WHAT IS NEEDED - Transcribe all of the material exactly.

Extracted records

## Start

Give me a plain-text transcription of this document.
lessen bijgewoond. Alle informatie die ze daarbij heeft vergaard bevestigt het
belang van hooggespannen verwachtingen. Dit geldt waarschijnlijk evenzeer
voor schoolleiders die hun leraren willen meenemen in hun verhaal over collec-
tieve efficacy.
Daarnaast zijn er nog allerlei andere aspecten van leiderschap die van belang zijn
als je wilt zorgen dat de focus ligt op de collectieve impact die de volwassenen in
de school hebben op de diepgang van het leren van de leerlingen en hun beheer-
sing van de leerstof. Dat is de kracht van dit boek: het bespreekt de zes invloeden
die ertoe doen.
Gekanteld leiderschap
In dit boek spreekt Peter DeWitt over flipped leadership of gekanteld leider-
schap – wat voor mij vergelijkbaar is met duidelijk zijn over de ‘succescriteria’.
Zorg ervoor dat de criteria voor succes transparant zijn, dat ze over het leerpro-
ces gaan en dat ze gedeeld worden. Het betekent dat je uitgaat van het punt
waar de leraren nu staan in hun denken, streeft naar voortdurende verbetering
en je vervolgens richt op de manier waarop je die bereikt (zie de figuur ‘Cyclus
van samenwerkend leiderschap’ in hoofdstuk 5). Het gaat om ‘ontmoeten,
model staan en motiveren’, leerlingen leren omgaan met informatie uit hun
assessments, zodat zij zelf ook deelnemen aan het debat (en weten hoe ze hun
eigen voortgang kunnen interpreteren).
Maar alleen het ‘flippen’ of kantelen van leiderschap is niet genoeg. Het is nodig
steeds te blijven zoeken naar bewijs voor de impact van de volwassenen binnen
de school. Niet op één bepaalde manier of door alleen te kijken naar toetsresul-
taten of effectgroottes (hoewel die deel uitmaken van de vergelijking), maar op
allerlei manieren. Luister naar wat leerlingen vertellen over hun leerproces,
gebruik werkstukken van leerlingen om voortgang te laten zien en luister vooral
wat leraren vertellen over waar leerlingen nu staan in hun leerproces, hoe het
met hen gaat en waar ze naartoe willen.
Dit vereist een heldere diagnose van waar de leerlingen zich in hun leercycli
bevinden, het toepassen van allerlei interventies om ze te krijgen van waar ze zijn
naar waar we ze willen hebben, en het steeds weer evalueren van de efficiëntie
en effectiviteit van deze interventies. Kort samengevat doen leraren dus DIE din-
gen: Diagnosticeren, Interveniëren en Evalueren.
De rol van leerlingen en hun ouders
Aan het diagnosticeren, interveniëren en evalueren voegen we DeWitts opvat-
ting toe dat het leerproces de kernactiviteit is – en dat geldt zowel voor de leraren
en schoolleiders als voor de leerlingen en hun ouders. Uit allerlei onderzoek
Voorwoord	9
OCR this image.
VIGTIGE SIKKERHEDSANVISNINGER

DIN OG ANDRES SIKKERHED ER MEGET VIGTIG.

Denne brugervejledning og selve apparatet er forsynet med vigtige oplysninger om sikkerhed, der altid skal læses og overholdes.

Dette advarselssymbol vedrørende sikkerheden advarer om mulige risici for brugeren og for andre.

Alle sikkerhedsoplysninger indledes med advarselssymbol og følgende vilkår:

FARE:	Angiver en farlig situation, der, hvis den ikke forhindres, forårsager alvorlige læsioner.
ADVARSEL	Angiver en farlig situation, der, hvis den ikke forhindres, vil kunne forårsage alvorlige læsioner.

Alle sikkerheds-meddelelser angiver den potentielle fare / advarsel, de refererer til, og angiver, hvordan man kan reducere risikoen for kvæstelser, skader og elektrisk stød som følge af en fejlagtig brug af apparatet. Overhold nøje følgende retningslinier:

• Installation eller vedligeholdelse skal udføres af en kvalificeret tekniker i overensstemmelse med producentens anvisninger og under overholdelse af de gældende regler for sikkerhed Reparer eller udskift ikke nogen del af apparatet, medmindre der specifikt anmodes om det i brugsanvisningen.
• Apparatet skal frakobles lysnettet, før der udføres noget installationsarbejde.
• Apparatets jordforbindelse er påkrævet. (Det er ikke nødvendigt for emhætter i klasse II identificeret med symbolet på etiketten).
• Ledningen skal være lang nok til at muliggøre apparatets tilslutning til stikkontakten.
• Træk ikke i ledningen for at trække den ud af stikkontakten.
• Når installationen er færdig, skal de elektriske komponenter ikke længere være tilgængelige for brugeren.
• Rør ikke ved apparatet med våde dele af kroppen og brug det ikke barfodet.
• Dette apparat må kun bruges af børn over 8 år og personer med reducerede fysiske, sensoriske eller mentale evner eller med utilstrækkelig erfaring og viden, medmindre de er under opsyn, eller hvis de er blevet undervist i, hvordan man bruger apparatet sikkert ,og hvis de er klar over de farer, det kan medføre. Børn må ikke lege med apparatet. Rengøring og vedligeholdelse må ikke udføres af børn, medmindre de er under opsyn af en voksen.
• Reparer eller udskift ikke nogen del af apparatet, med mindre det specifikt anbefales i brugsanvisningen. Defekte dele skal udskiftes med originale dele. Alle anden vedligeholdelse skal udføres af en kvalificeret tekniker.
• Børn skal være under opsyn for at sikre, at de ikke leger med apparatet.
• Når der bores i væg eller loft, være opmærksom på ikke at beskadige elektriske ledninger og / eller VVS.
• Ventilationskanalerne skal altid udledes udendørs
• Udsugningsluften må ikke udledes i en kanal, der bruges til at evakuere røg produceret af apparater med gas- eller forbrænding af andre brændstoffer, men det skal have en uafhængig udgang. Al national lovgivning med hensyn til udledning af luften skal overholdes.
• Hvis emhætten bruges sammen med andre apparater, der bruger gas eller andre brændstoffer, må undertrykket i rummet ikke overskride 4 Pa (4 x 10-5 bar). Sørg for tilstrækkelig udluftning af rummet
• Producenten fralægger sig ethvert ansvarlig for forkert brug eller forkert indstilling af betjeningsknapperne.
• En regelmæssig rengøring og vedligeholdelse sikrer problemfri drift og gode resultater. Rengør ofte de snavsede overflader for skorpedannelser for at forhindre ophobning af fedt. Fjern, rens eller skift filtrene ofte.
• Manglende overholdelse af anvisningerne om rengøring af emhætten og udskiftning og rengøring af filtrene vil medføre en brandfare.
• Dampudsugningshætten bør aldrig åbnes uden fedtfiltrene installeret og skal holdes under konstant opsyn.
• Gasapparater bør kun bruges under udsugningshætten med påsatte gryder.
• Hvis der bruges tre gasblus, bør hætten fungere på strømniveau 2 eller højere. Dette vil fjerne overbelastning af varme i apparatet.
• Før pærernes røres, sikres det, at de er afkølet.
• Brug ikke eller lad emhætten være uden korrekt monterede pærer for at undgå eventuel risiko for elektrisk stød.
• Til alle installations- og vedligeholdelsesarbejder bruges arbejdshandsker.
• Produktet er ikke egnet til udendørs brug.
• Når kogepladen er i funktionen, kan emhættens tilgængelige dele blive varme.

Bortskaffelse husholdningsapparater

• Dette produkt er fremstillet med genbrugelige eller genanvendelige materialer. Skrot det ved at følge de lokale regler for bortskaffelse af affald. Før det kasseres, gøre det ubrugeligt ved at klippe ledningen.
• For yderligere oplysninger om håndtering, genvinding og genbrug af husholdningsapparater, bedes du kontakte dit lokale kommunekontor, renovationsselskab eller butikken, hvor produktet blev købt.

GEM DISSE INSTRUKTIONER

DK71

## End

ANSWER TO THIS EXERCISE -
Give me a plain-text transcription of this document.
lessen bijgewoond. Alle informatie die ze daarbij heeft vergaard bevestigt het
belang van hooggespannen verwachtingen. Dit geldt waarschijnlijk evenzeer
voor schoolleiders die hun leraren willen meenemen in hun verhaal over collec-
tieve efficacy.
Daarnaast zijn er nog allerlei andere aspecten van leiderschap die van belang zijn
als je wilt zorgen dat de focus ligt op de collectieve impact die de volwassenen in
de school hebben op de diepgang van het leren van de leerlingen en hun beheer-
sing van de leerstof. Dat is de kracht van dit boek: het bespreekt de zes invloeden
die ertoe doen.
Gekanteld leiderschap
In dit boek spreekt Peter DeWitt over flipped leadership of gekanteld leider-
schap – wat voor mij vergelijkbaar is met duidelijk zijn over de ‘succescriteria’.
Zorg ervoor dat de criteria voor succes transparant zijn, dat ze over het leerpro-
ces gaan en dat ze gedeeld worden. Het betekent dat je uitgaat van het punt
waar de leraren nu staan in hun denken, streeft naar voortdurende verbetering
en je vervolgens richt op de manier waarop je die bereikt (zie de figuur ‘Cyclus
van samenwerkend leiderschap’ in hoofdstuk 5). Het gaat om ‘ontmoeten,
model staan en motiveren’, leerlingen leren omgaan met informatie uit hun
assessments, zodat zij zelf ook deelnemen aan het debat (en weten hoe ze hun
eigen voortgang kunnen interpreteren).
Maar alleen het ‘flippen’ of kantelen van leiderschap is niet genoeg. Het is nodig
steeds te blijven zoeken naar bewijs voor de impact van de volwassenen binnen
de school. Niet op één bepaalde manier of door alleen te kijken naar toetsresul-
taten of effectgroottes (hoewel die deel uitmaken van de vergelijking), maar op
allerlei manieren. Luister naar wat leerlingen vertellen over hun leerproces,
gebruik werkstukken van leerlingen om voortgang te laten zien en luister vooral
wat leraren vertellen over waar leerlingen nu staan in hun leerproces, hoe het
met hen gaat en waar ze naartoe willen.
Dit vereist een heldere diagnose van waar de leerlingen zich in hun leercycli
bevinden, het toepassen van allerlei interventies om ze te krijgen van waar ze zijn
naar waar we ze willen hebben, en het steeds weer evalueren van de efficiëntie
en effectiviteit van deze interventies. Kort samengevat doen leraren dus DIE din-
gen: Diagnosticeren, Interveniëren en Evalueren.
De rol van leerlingen en hun ouders
Aan het diagnosticeren, interveniëren en evalueren voegen we DeWitts opvat-
ting toe dat het leerproces de kernactiviteit is – en dat geldt zowel voor de leraren
en schoolleiders als voor de leerlingen en hun ouders. Uit allerlei onderzoek
Voorwoord	9
OCR this image.
VIGTIGE SIKKERHEDSANVISNINGER

DIN OG ANDRES SIKKERHED ER MEGET VIGTIG.

Denne brugervejledning og selve apparatet er forsynet med vigtige oplysninger om sikkerhed, der altid skal læses og overholdes.

Dette advarselssymbol vedrørende sikkerheden advarer om mulige risici for brugeren og for andre.

Alle sikkerhedsoplysninger indledes med advarselssymbol og følgende vilkår:

FARE:	Angiver en farlig situation, der, hvis den ikke forhindres, forårsager alvorlige læsioner.
ADVARSEL	Angiver en farlig situation, der, hvis den ikke forhindres, vil kunne forårsage alvorlige læsioner.

Alle sikkerheds-meddelelser angiver den potentielle fare / advarsel, de refererer til, og angiver, hvordan man kan reducere risikoen for kvæstelser, skader og elektrisk stød som følge af en fejlagtig brug af apparatet. Overhold nøje følgende retningslinier:

• Installation eller vedligeholdelse skal udføres af en kvalificeret tekniker i overensstemmelse med producentens anvisninger og under overholdelse af de gældende regler for sikkerhed Reparer eller udskift ikke nogen del af apparatet, medmindre der specifikt anmodes om det i brugsanvisningen.
• Apparatet skal frakobles lysnettet, før der udføres noget installationsarbejde.
• Apparatets jordforbindelse er påkrævet. (Det er ikke nødvendigt for emhætter i klasse II identificeret med symbolet på etiketten).
• Ledningen skal være lang nok til at muliggøre apparatets tilslutning til stikkontakten.
• Træk ikke i ledningen for at trække den ud af stikkontakten.
• Når installationen er færdig, skal de elektriske komponenter ikke længere være tilgængelige for brugeren.
• Rør ikke ved apparatet med våde dele af kroppen og brug det ikke barfodet.
• Dette apparat må kun bruges af børn over 8 år og personer med reducerede fysiske, sensoriske eller mentale evner eller med utilstrækkelig erfaring og viden, medmindre de er under opsyn, eller hvis de er blevet undervist i, hvordan man bruger apparatet sikkert ,og hvis de er klar over de farer, det kan medføre. Børn må ikke lege med apparatet. Rengøring og vedligeholdelse må ikke udføres af børn, medmindre de er under opsyn af en voksen.
• Reparer eller udskift ikke nogen del af apparatet, med mindre det specifikt anbefales i brugsanvisningen. Defekte dele skal udskiftes med originale dele. Alle anden vedligeholdelse skal udføres af en kvalificeret tekniker.
• Børn skal være under opsyn for at sikre, at de ikke leger med apparatet.
• Når der bores i væg eller loft, være opmærksom på ikke at beskadige elektriske ledninger og / eller VVS.
• Ventilationskanalerne skal altid udledes udendørs
• Udsugningsluften må ikke udledes i en kanal, der bruges til at evakuere røg produceret af apparater med gas- eller forbrænding af andre brændstoffer, men det skal have en uafhængig udgang. Al national lovgivning med hensyn til udledning af luften skal overholdes.
• Hvis emhætten bruges sammen med andre apparater, der bruger gas eller andre brændstoffer, må undertrykket i rummet ikke overskride 4 Pa (4 x 10-5 bar). Sørg for tilstrækkelig udluftning af rummet
• Producenten fralægger sig ethvert ansvarlig for forkert brug eller forkert indstilling af betjeningsknapperne.
• En regelmæssig rengøring og vedligeholdelse sikrer problemfri drift og gode resultater. Rengør ofte de snavsede overflader for skorpedannelser for at forhindre ophobning af fedt. Fjern, rens eller skift filtrene ofte.
• Manglende overholdelse af anvisningerne om rengøring af emhætten og udskiftning og rengøring af filtrene vil medføre en brandfare.
• Dampudsugningshætten bør aldrig åbnes uden fedtfiltrene installeret og skal holdes under konstant opsyn.
• Gasapparater bør kun bruges under udsugningshætten med påsatte gryder.
• Hvis der bruges tre gasblus, bør hætten fungere på strømniveau 2 eller højere. Dette vil fjerne overbelastning af varme i apparatet.
• Før pærernes røres, sikres det, at de er afkølet.
• Brug ikke eller lad emhætten være uden korrekt monterede pærer for at undgå eventuel risiko for elektrisk stød.
• Til alle installations- og vedligeholdelsesarbejder bruges arbejdshandsker.
• Produktet er ikke egnet til udendørs brug.
• Når kogepladen er i funktionen, kan emhættens tilgængelige dele blive varme.

Bortskaffelse husholdningsapparater

• Dette produkt er fremstillet med genbrugelige eller genanvendelige materialer. Skrot det ved at følge de lokale regler for bortskaffelse af affald. Før det kasseres, gøre det ubrugeligt ved at klippe ledningen.
• For yderligere oplysninger om håndtering, genvinding og genbrug af husholdningsapparater, bedes du kontakte dit lokale kommunekontor, renovationsselskab eller butikken, hvor produktet blev købt.

GEM DISSE INSTRUKTIONER

DK71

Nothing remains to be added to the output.